*To do*. Count every line that holds the string "person", and report the number alone.

*Records*.
------------------------
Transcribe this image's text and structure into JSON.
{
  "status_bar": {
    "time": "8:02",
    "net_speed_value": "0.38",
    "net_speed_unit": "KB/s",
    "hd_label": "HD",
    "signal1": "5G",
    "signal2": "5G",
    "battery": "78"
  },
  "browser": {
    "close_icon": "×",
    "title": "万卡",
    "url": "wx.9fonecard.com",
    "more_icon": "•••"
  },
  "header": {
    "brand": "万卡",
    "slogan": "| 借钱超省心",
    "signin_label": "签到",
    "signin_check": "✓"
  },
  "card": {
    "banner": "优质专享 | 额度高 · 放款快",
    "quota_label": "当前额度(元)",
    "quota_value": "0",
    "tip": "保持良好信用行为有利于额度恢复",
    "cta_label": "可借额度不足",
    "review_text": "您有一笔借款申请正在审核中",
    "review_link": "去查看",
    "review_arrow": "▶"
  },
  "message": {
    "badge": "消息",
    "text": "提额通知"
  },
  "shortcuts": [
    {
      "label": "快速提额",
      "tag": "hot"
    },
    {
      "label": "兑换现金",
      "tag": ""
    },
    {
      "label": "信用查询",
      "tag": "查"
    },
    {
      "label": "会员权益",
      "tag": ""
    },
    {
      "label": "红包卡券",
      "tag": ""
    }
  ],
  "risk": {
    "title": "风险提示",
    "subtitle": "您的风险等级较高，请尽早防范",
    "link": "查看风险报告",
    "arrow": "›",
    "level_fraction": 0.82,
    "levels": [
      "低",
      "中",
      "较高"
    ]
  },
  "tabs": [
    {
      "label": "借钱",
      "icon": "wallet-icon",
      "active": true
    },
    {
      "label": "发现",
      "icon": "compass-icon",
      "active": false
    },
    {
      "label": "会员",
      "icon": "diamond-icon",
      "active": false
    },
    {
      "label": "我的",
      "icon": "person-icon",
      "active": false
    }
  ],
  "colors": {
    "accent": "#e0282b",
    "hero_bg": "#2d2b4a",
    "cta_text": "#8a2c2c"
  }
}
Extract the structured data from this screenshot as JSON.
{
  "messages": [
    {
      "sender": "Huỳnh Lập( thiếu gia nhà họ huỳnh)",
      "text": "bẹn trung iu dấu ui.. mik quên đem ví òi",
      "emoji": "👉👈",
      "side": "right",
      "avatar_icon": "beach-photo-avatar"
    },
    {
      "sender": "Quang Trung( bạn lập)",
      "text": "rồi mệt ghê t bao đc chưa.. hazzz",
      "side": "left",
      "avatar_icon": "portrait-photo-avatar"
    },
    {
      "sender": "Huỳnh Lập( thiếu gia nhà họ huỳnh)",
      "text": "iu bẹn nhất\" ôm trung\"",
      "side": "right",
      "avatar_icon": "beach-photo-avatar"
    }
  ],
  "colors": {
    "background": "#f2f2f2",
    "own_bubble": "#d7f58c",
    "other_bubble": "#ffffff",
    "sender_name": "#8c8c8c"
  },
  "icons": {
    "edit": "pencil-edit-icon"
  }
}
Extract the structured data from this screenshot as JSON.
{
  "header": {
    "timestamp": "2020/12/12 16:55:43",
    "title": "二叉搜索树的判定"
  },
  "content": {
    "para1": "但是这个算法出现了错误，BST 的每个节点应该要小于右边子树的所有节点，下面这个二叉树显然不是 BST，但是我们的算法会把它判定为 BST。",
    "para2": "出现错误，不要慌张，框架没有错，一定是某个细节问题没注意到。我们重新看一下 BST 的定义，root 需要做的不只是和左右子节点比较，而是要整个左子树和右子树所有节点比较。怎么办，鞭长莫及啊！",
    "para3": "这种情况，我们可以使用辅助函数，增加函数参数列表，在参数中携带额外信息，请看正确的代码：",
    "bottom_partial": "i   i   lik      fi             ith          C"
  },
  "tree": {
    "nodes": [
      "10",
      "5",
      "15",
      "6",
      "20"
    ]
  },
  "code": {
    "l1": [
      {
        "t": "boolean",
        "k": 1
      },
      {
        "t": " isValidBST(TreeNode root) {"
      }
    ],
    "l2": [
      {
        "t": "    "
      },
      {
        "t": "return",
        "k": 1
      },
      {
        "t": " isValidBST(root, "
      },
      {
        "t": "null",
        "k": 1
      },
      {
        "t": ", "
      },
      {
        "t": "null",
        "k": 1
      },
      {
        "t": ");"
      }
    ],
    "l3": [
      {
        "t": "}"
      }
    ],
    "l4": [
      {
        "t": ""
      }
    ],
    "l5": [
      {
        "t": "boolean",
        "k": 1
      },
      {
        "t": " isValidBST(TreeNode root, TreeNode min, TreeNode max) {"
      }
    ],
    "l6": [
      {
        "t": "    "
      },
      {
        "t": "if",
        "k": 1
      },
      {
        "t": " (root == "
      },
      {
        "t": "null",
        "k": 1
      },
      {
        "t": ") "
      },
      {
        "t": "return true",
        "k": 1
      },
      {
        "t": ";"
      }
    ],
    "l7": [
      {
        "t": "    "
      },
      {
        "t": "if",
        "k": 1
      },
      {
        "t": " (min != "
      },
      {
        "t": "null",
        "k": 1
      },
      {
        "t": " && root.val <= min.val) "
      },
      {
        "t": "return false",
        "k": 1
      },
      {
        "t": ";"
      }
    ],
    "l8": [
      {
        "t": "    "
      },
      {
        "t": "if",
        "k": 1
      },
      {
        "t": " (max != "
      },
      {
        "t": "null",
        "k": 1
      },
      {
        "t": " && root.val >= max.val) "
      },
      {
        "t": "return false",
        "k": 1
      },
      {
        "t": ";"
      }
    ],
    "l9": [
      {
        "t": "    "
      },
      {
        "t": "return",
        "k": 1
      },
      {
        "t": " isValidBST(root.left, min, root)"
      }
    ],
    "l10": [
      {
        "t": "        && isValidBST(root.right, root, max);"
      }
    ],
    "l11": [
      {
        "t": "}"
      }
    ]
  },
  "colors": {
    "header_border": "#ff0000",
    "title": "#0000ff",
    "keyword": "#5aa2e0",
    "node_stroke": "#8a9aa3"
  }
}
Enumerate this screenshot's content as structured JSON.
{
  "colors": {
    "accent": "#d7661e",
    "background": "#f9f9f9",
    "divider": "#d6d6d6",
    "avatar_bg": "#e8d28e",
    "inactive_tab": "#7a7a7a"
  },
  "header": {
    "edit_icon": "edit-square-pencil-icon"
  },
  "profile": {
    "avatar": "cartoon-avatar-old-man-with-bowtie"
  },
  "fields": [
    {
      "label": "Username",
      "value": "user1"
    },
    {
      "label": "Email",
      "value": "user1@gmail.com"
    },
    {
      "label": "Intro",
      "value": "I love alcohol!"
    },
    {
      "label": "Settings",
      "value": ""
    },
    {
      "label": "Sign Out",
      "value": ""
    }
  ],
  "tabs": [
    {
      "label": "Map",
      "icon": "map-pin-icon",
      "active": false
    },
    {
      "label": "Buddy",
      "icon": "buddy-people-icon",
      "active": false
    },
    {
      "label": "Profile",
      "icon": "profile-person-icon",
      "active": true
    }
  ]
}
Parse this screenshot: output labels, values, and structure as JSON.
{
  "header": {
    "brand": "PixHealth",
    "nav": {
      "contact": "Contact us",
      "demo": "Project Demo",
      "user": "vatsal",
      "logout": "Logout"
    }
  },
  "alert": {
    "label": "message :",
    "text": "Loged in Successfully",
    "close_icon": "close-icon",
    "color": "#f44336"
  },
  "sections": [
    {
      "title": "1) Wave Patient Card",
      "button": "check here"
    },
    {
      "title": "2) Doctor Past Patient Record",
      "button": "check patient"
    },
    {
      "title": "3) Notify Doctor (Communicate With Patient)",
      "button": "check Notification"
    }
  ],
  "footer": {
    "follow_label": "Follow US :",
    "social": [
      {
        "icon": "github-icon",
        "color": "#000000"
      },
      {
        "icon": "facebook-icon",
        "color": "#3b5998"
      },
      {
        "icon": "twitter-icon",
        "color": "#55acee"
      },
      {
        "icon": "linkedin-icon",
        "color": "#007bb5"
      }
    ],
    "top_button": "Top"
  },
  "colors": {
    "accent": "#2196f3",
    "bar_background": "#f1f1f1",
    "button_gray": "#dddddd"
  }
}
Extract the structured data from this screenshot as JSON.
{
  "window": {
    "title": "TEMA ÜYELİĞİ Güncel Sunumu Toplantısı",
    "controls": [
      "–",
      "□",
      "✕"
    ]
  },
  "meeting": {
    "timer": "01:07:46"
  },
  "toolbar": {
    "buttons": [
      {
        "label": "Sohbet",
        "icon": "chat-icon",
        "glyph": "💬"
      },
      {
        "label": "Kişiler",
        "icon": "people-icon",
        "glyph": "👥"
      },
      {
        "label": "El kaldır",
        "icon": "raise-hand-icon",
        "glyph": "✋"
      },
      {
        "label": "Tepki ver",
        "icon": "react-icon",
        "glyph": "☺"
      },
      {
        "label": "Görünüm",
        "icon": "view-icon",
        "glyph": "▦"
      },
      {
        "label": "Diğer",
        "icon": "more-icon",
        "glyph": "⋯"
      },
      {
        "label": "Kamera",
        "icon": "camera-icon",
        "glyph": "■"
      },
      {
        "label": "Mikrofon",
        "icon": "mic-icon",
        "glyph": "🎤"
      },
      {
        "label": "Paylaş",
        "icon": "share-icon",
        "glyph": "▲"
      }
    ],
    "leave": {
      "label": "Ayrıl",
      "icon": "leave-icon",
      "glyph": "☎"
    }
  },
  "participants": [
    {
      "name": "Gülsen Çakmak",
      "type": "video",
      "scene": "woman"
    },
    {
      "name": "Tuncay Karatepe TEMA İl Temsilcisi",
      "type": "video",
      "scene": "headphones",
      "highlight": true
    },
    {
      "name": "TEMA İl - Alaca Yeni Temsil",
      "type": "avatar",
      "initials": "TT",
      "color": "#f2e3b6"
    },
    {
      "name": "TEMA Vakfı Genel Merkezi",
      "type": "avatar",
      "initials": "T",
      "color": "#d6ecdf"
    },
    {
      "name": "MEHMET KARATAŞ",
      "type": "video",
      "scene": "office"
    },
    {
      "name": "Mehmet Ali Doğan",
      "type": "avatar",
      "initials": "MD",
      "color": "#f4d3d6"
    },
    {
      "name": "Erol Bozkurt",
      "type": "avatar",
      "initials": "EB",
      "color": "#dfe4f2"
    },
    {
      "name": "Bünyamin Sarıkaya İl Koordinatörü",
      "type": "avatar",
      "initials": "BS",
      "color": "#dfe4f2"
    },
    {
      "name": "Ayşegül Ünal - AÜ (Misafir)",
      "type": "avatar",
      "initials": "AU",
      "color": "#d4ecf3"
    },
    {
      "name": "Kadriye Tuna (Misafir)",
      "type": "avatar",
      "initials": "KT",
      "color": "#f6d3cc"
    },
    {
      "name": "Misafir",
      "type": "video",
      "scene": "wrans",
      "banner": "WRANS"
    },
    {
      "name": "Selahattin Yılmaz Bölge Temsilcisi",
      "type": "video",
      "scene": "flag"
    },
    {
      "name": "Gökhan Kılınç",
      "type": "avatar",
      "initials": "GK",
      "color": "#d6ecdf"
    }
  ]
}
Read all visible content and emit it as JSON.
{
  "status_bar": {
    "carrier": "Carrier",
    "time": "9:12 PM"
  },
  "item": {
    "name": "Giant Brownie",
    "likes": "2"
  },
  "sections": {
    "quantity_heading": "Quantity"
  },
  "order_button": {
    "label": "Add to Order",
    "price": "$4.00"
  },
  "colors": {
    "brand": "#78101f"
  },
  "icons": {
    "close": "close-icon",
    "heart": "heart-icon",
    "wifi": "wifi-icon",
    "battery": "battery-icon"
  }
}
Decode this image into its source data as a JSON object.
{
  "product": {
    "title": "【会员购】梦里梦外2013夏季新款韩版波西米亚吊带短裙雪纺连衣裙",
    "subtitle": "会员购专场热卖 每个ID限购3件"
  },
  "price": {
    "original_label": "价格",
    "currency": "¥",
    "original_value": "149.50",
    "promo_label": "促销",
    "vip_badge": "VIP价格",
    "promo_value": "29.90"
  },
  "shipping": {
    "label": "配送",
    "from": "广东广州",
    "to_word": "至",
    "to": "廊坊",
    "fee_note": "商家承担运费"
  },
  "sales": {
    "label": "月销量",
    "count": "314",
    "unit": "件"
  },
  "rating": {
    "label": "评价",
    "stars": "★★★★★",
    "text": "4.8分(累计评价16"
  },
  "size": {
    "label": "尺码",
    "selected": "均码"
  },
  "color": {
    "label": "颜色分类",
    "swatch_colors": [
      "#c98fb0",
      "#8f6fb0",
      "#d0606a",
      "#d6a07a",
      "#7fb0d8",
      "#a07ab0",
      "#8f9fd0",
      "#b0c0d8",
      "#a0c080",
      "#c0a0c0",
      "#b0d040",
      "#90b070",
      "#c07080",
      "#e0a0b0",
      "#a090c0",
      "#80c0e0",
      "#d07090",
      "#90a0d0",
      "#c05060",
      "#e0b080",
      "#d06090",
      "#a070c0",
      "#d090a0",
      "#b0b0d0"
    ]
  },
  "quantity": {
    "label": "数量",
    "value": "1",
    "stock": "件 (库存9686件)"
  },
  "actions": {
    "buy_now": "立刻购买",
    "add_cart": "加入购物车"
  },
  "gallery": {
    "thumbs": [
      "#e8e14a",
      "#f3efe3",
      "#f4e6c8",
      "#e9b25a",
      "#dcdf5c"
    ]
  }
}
------------------------
*Reply to the exercise*. 2